(Extracted records)
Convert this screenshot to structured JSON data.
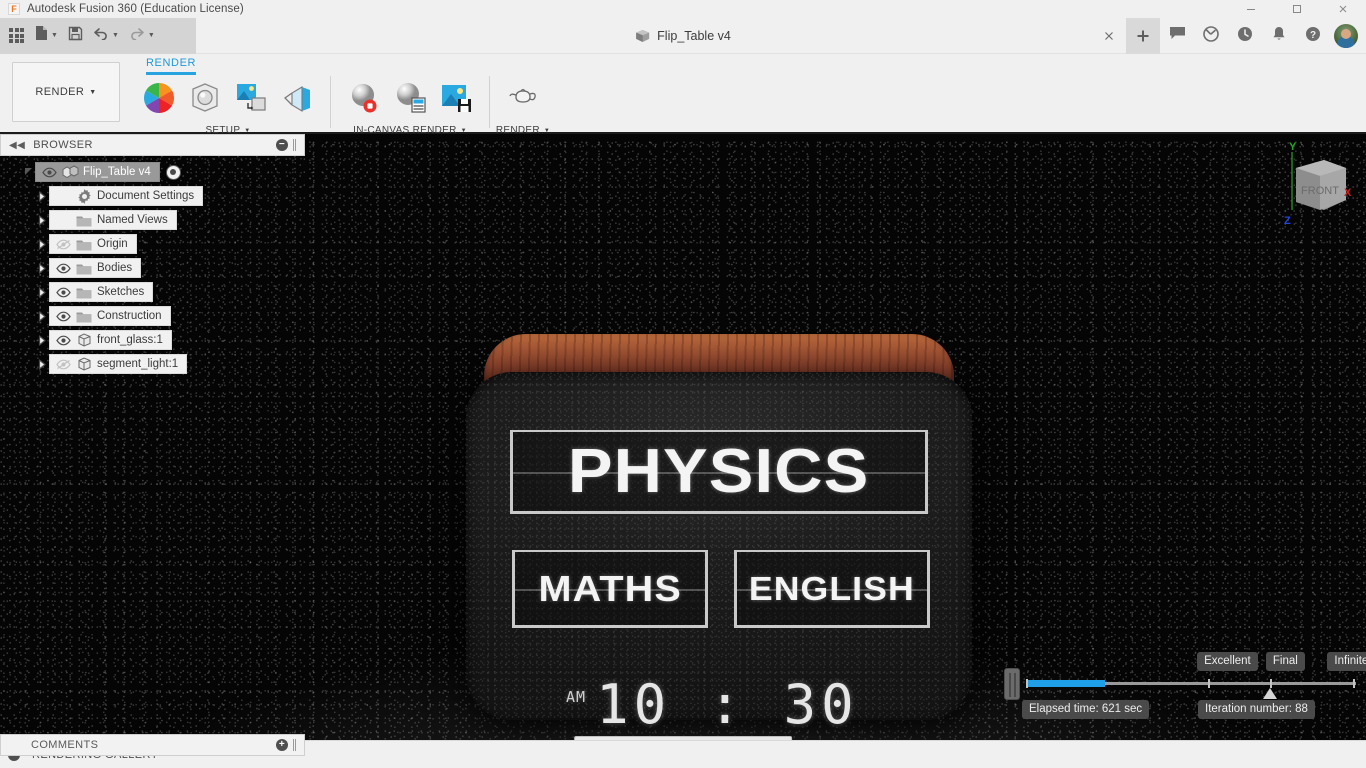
{
  "window": {
    "app_title": "Autodesk Fusion 360 (Education License)",
    "app_icon": "F",
    "minimize": "minimize-icon",
    "maximize": "maximize-icon",
    "close": "close-icon"
  },
  "quick_access": {
    "grid_icon": "app-grid-icon",
    "new_icon": "new-document-icon",
    "save_icon": "save-icon",
    "undo_icon": "undo-icon",
    "redo_icon": "redo-icon",
    "caret": "▼"
  },
  "document_tab": {
    "title": "Flip_Table v4",
    "icon": "cube-icon",
    "close_label": "×",
    "add_label": "+"
  },
  "tab_tools": [
    {
      "name": "comments-icon"
    },
    {
      "name": "job-status-icon"
    },
    {
      "name": "recent-icon"
    },
    {
      "name": "notifications-bell-icon"
    },
    {
      "name": "help-icon"
    }
  ],
  "ribbon": {
    "workspace": "RENDER",
    "workspace_caret": "▼",
    "active_tab": "RENDER",
    "panels": [
      {
        "label": "SETUP",
        "caret": "▼",
        "buttons": [
          {
            "name": "appearance-button"
          },
          {
            "name": "scene-settings-button"
          },
          {
            "name": "texture-map-controls-button"
          },
          {
            "name": "decal-button"
          }
        ]
      },
      {
        "label": "IN-CANVAS RENDER",
        "caret": "▼",
        "buttons": [
          {
            "name": "in-canvas-render-button"
          },
          {
            "name": "in-canvas-render-settings-button"
          },
          {
            "name": "capture-image-button"
          }
        ]
      },
      {
        "label": "RENDER",
        "caret": "▼",
        "buttons": [
          {
            "name": "render-button"
          }
        ]
      }
    ]
  },
  "browser": {
    "header": "BROWSER",
    "collapse_icon": "collapse-left-icon",
    "minus_label": "−",
    "nodes": [
      {
        "label": "Flip_Table v4",
        "icon": "component-icon",
        "eye": "visible",
        "selected": true,
        "expanded": true,
        "has_target": true
      },
      {
        "label": "Document Settings",
        "icon": "gear-icon",
        "eye": "none",
        "selected": false,
        "expanded": false,
        "has_target": false
      },
      {
        "label": "Named Views",
        "icon": "folder-icon",
        "eye": "none",
        "selected": false,
        "expanded": false,
        "has_target": false
      },
      {
        "label": "Origin",
        "icon": "folder-icon",
        "eye": "hidden",
        "selected": false,
        "expanded": false,
        "has_target": false
      },
      {
        "label": "Bodies",
        "icon": "folder-icon",
        "eye": "visible",
        "selected": false,
        "expanded": false,
        "has_target": false
      },
      {
        "label": "Sketches",
        "icon": "folder-icon",
        "eye": "visible",
        "selected": false,
        "expanded": false,
        "has_target": false
      },
      {
        "label": "Construction",
        "icon": "folder-icon",
        "eye": "visible",
        "selected": false,
        "expanded": false,
        "has_target": false
      },
      {
        "label": "front_glass:1",
        "icon": "body-icon",
        "eye": "visible",
        "selected": false,
        "expanded": false,
        "has_target": false
      },
      {
        "label": "segment_light:1",
        "icon": "body-icon",
        "eye": "hidden",
        "selected": false,
        "expanded": false,
        "has_target": false
      }
    ]
  },
  "viewcube": {
    "face": "FRONT",
    "axis_y": "Y",
    "axis_x": "X",
    "axis_z": "Z",
    "color_y": "#22aa22",
    "color_x": "#cc2222",
    "color_z": "#2244dd"
  },
  "canvas": {
    "device": {
      "flap_top": "PHYSICS",
      "flap_left": "MATHS",
      "flap_right": "ENGLISH",
      "clock_ampm": "AM",
      "clock_time": "10 : 30",
      "wood_color": "#b5563a",
      "body_color": "#1d1d1d"
    }
  },
  "render_hud": {
    "quality_marks": [
      {
        "label": "Excellent",
        "left_pct": 55
      },
      {
        "label": "Final",
        "left_pct": 74
      },
      {
        "label": "Infinite",
        "left_pct": 91
      }
    ],
    "progress_pct": 24,
    "slider_position_pct": 74,
    "elapsed_time": "Elapsed time: 621 sec",
    "iteration_number": "Iteration number: 88",
    "accent_color": "#1e9fe8"
  },
  "navbar": [
    {
      "name": "orbit-icon",
      "caret": true
    },
    {
      "name": "look-at-icon",
      "caret": false
    },
    {
      "name": "pan-hand-icon",
      "caret": false
    },
    {
      "name": "zoom-icon",
      "caret": false
    },
    {
      "name": "zoom-window-icon",
      "caret": true
    },
    {
      "name": "display-settings-icon",
      "caret": true
    },
    {
      "name": "grid-snap-icon",
      "caret": true
    }
  ],
  "footer": {
    "comments": "COMMENTS",
    "comments_plus": "+",
    "gallery": "RENDERING GALLERY",
    "gallery_plus": "+"
  }
}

[Given task]: The records above are to be quoted exactly, with all pictures left out.

[Answer in full]:
Convert this screenshot to structured JSON data.
{
  "window": {
    "app_title": "Autodesk Fusion 360 (Education License)",
    "app_icon": "F",
    "minimize": "minimize-icon",
    "maximize": "maximize-icon",
    "close": "close-icon"
  },
  "quick_access": {
    "grid_icon": "app-grid-icon",
    "new_icon": "new-document-icon",
    "save_icon": "save-icon",
    "undo_icon": "undo-icon",
    "redo_icon": "redo-icon",
    "caret": "▼"
  },
  "document_tab": {
    "title": "Flip_Table v4",
    "icon": "cube-icon",
    "close_label": "×",
    "add_label": "+"
  },
  "tab_tools": [
    {
      "name": "comments-icon"
    },
    {
      "name": "job-status-icon"
    },
    {
      "name": "recent-icon"
    },
    {
      "name": "notifications-bell-icon"
    },
    {
      "name": "help-icon"
    }
  ],
  "ribbon": {
    "workspace": "RENDER",
    "workspace_caret": "▼",
    "active_tab": "RENDER",
    "panels": [
      {
        "label": "SETUP",
        "caret": "▼",
        "buttons": [
          {
            "name": "appearance-button"
          },
          {
            "name": "scene-settings-button"
          },
          {
            "name": "texture-map-controls-button"
          },
          {
            "name": "decal-button"
          }
        ]
      },
      {
        "label": "IN-CANVAS RENDER",
        "caret": "▼",
        "buttons": [
          {
            "name": "in-canvas-render-button"
          },
          {
            "name": "in-canvas-render-settings-button"
          },
          {
            "name": "capture-image-button"
          }
        ]
      },
      {
        "label": "RENDER",
        "caret": "▼",
        "buttons": [
          {
            "name": "render-button"
          }
        ]
      }
    ]
  },
  "browser": {
    "header": "BROWSER",
    "collapse_icon": "collapse-left-icon",
    "minus_label": "−",
    "nodes": [
      {
        "label": "Flip_Table v4",
        "icon": "component-icon",
        "eye": "visible",
        "selected": true,
        "expanded": true,
        "has_target": true
      },
      {
        "label": "Document Settings",
        "icon": "gear-icon",
        "eye": "none",
        "selected": false,
        "expanded": false,
        "has_target": false
      },
      {
        "label": "Named Views",
        "icon": "folder-icon",
        "eye": "none",
        "selected": false,
        "expanded": false,
        "has_target": false
      },
      {
        "label": "Origin",
        "icon": "folder-icon",
        "eye": "hidden",
        "selected": false,
        "expanded": false,
        "has_target": false
      },
      {
        "label": "Bodies",
        "icon": "folder-icon",
        "eye": "visible",
        "selected": false,
        "expanded": false,
        "has_target": false
      },
      {
        "label": "Sketches",
        "icon": "folder-icon",
        "eye": "visible",
        "selected": false,
        "expanded": false,
        "has_target": false
      },
      {
        "label": "Construction",
        "icon": "folder-icon",
        "eye": "visible",
        "selected": false,
        "expanded": false,
        "has_target": false
      },
      {
        "label": "front_glass:1",
        "icon": "body-icon",
        "eye": "visible",
        "selected": false,
        "expanded": false,
        "has_target": false
      },
      {
        "label": "segment_light:1",
        "icon": "body-icon",
        "eye": "hidden",
        "selected": false,
        "expanded": false,
        "has_target": false
      }
    ]
  },
  "viewcube": {
    "face": "FRONT",
    "axis_y": "Y",
    "axis_x": "X",
    "axis_z": "Z",
    "color_y": "#22aa22",
    "color_x": "#cc2222",
    "color_z": "#2244dd"
  },
  "canvas": {
    "device": {
      "flap_top": "PHYSICS",
      "flap_left": "MATHS",
      "flap_right": "ENGLISH",
      "clock_ampm": "AM",
      "clock_time": "10 : 30",
      "wood_color": "#b5563a",
      "body_color": "#1d1d1d"
    }
  },
  "render_hud": {
    "quality_marks": [
      {
        "label": "Excellent",
        "left_pct": 55
      },
      {
        "label": "Final",
        "left_pct": 74
      },
      {
        "label": "Infinite",
        "left_pct": 91
      }
    ],
    "progress_pct": 24,
    "slider_position_pct": 74,
    "elapsed_time": "Elapsed time: 621 sec",
    "iteration_number": "Iteration number: 88",
    "accent_color": "#1e9fe8"
  },
  "navbar": [
    {
      "name": "orbit-icon",
      "caret": true
    },
    {
      "name": "look-at-icon",
      "caret": false
    },
    {
      "name": "pan-hand-icon",
      "caret": false
    },
    {
      "name": "zoom-icon",
      "caret": false
    },
    {
      "name": "zoom-window-icon",
      "caret": true
    },
    {
      "name": "display-settings-icon",
      "caret": true
    },
    {
      "name": "grid-snap-icon",
      "caret": true
    }
  ],
  "footer": {
    "comments": "COMMENTS",
    "comments_plus": "+",
    "gallery": "RENDERING GALLERY",
    "gallery_plus": "+"
  }
}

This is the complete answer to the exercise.